*DATASET EXCERPTS:*
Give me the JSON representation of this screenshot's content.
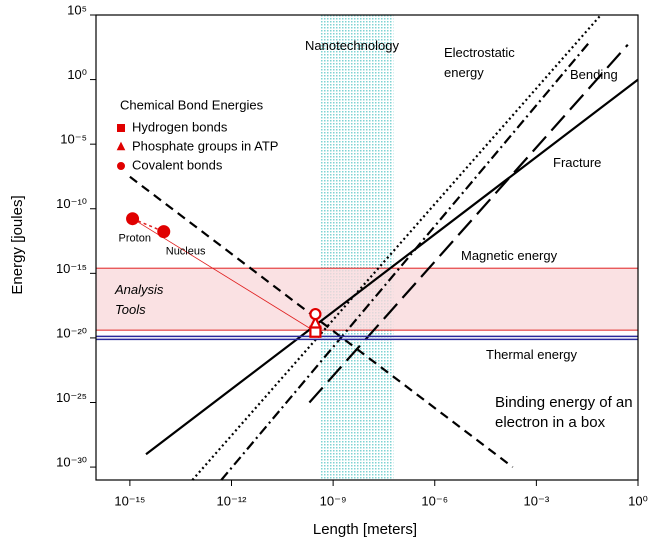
{
  "chart_data": {
    "type": "line",
    "xlabel": "Length [meters]",
    "ylabel": "Energy [joules]",
    "log_x": true,
    "log_y": true,
    "xlim": [
      1e-16,
      1
    ],
    "ylim": [
      1e-31,
      100000
    ],
    "xticks": [
      {
        "value": 1e-15,
        "label": "10⁻¹⁵"
      },
      {
        "value": 1e-12,
        "label": "10⁻¹²"
      },
      {
        "value": 1e-09,
        "label": "10⁻⁹"
      },
      {
        "value": 1e-06,
        "label": "10⁻⁶"
      },
      {
        "value": 0.001,
        "label": "10⁻³"
      },
      {
        "value": 1,
        "label": "10⁰"
      }
    ],
    "yticks": [
      {
        "value": 100000,
        "label": "10⁵"
      },
      {
        "value": 1,
        "label": "10⁰"
      },
      {
        "value": 1e-05,
        "label": "10⁻⁵"
      },
      {
        "value": 1e-10,
        "label": "10⁻¹⁰"
      },
      {
        "value": 1e-15,
        "label": "10⁻¹⁵"
      },
      {
        "value": 1e-20,
        "label": "10⁻²⁰"
      },
      {
        "value": 1e-25,
        "label": "10⁻²⁵"
      },
      {
        "value": 1e-30,
        "label": "10⁻³⁰"
      }
    ],
    "series": [
      {
        "name": "Electrostatic energy",
        "color": "#000000",
        "dash": "dotted",
        "x": [
          7e-14,
          0.08
        ],
        "y": [
          1e-31,
          100000
        ]
      },
      {
        "name": "Magnetic energy",
        "color": "#000000",
        "dash": "dashdot",
        "x": [
          5e-13,
          0.04
        ],
        "y": [
          1e-31,
          1000
        ]
      },
      {
        "name": "Fracture",
        "color": "#000000",
        "dash": "solid",
        "x": [
          3e-15,
          1
        ],
        "y": [
          1e-29,
          1
        ]
      },
      {
        "name": "Bending",
        "color": "#000000",
        "dash": "longdash",
        "x": [
          2e-10,
          0.5
        ],
        "y": [
          1e-25,
          500
        ]
      },
      {
        "name": "Binding energy of an electron in a box",
        "color": "#000000",
        "dash": "dashed",
        "x": [
          1e-15,
          0.0002
        ],
        "y": [
          3e-08,
          1e-30
        ]
      },
      {
        "name": "Thermal energy",
        "color": "#2b2b9c",
        "dash": "double",
        "x": [
          1e-16,
          1
        ],
        "y": [
          1e-20,
          1e-20
        ]
      }
    ],
    "bands": [
      {
        "name": "Nanotechnology",
        "axis": "x",
        "range": [
          4e-10,
          6e-08
        ],
        "color": "#7fd3d3"
      },
      {
        "name": "Analysis Tools",
        "axis": "y",
        "range": [
          4e-20,
          2.5e-15
        ],
        "color": "#f9d9dc"
      }
    ],
    "legend_title": "Chemical  Bond Energies",
    "points": [
      {
        "name": "Hydrogen bonds",
        "marker": "square",
        "color": "#e00000",
        "x": [
          3e-10
        ],
        "y": [
          3e-20
        ],
        "filled": [
          false
        ]
      },
      {
        "name": "Phosphate groups in ATP",
        "marker": "triangle",
        "color": "#e00000",
        "x": [
          3e-10
        ],
        "y": [
          1.3e-19
        ],
        "filled": [
          false
        ]
      },
      {
        "name": "Covalent bonds",
        "marker": "circle",
        "color": "#e00000",
        "x": [
          1.2e-15,
          1e-14,
          3e-10
        ],
        "y": [
          1.7e-11,
          1.7e-12,
          7e-19
        ],
        "filled": [
          true,
          true,
          false
        ],
        "point_labels": [
          "Proton",
          "Nucleus",
          null
        ]
      }
    ]
  }
}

*WRITTEN TASK:*
Apart from the pictures, the entries above are to be repeated in full and exactly.

*TASK ANSWER:*
Give me the JSON representation of this screenshot's content.
{
  "chart_data": {
    "type": "line",
    "xlabel": "Length [meters]",
    "ylabel": "Energy [joules]",
    "log_x": true,
    "log_y": true,
    "xlim": [
      1e-16,
      1
    ],
    "ylim": [
      1e-31,
      100000
    ],
    "xticks": [
      {
        "value": 1e-15,
        "label": "10⁻¹⁵"
      },
      {
        "value": 1e-12,
        "label": "10⁻¹²"
      },
      {
        "value": 1e-09,
        "label": "10⁻⁹"
      },
      {
        "value": 1e-06,
        "label": "10⁻⁶"
      },
      {
        "value": 0.001,
        "label": "10⁻³"
      },
      {
        "value": 1,
        "label": "10⁰"
      }
    ],
    "yticks": [
      {
        "value": 100000,
        "label": "10⁵"
      },
      {
        "value": 1,
        "label": "10⁰"
      },
      {
        "value": 1e-05,
        "label": "10⁻⁵"
      },
      {
        "value": 1e-10,
        "label": "10⁻¹⁰"
      },
      {
        "value": 1e-15,
        "label": "10⁻¹⁵"
      },
      {
        "value": 1e-20,
        "label": "10⁻²⁰"
      },
      {
        "value": 1e-25,
        "label": "10⁻²⁵"
      },
      {
        "value": 1e-30,
        "label": "10⁻³⁰"
      }
    ],
    "series": [
      {
        "name": "Electrostatic energy",
        "color": "#000000",
        "dash": "dotted",
        "x": [
          7e-14,
          0.08
        ],
        "y": [
          1e-31,
          100000
        ]
      },
      {
        "name": "Magnetic energy",
        "color": "#000000",
        "dash": "dashdot",
        "x": [
          5e-13,
          0.04
        ],
        "y": [
          1e-31,
          1000
        ]
      },
      {
        "name": "Fracture",
        "color": "#000000",
        "dash": "solid",
        "x": [
          3e-15,
          1
        ],
        "y": [
          1e-29,
          1
        ]
      },
      {
        "name": "Bending",
        "color": "#000000",
        "dash": "longdash",
        "x": [
          2e-10,
          0.5
        ],
        "y": [
          1e-25,
          500
        ]
      },
      {
        "name": "Binding energy of an electron in a box",
        "color": "#000000",
        "dash": "dashed",
        "x": [
          1e-15,
          0.0002
        ],
        "y": [
          3e-08,
          1e-30
        ]
      },
      {
        "name": "Thermal energy",
        "color": "#2b2b9c",
        "dash": "double",
        "x": [
          1e-16,
          1
        ],
        "y": [
          1e-20,
          1e-20
        ]
      }
    ],
    "bands": [
      {
        "name": "Nanotechnology",
        "axis": "x",
        "range": [
          4e-10,
          6e-08
        ],
        "color": "#7fd3d3"
      },
      {
        "name": "Analysis Tools",
        "axis": "y",
        "range": [
          4e-20,
          2.5e-15
        ],
        "color": "#f9d9dc"
      }
    ],
    "legend_title": "Chemical  Bond Energies",
    "points": [
      {
        "name": "Hydrogen bonds",
        "marker": "square",
        "color": "#e00000",
        "x": [
          3e-10
        ],
        "y": [
          3e-20
        ],
        "filled": [
          false
        ]
      },
      {
        "name": "Phosphate groups in ATP",
        "marker": "triangle",
        "color": "#e00000",
        "x": [
          3e-10
        ],
        "y": [
          1.3e-19
        ],
        "filled": [
          false
        ]
      },
      {
        "name": "Covalent bonds",
        "marker": "circle",
        "color": "#e00000",
        "x": [
          1.2e-15,
          1e-14,
          3e-10
        ],
        "y": [
          1.7e-11,
          1.7e-12,
          7e-19
        ],
        "filled": [
          true,
          true,
          false
        ],
        "point_labels": [
          "Proton",
          "Nucleus",
          null
        ]
      }
    ]
  }
}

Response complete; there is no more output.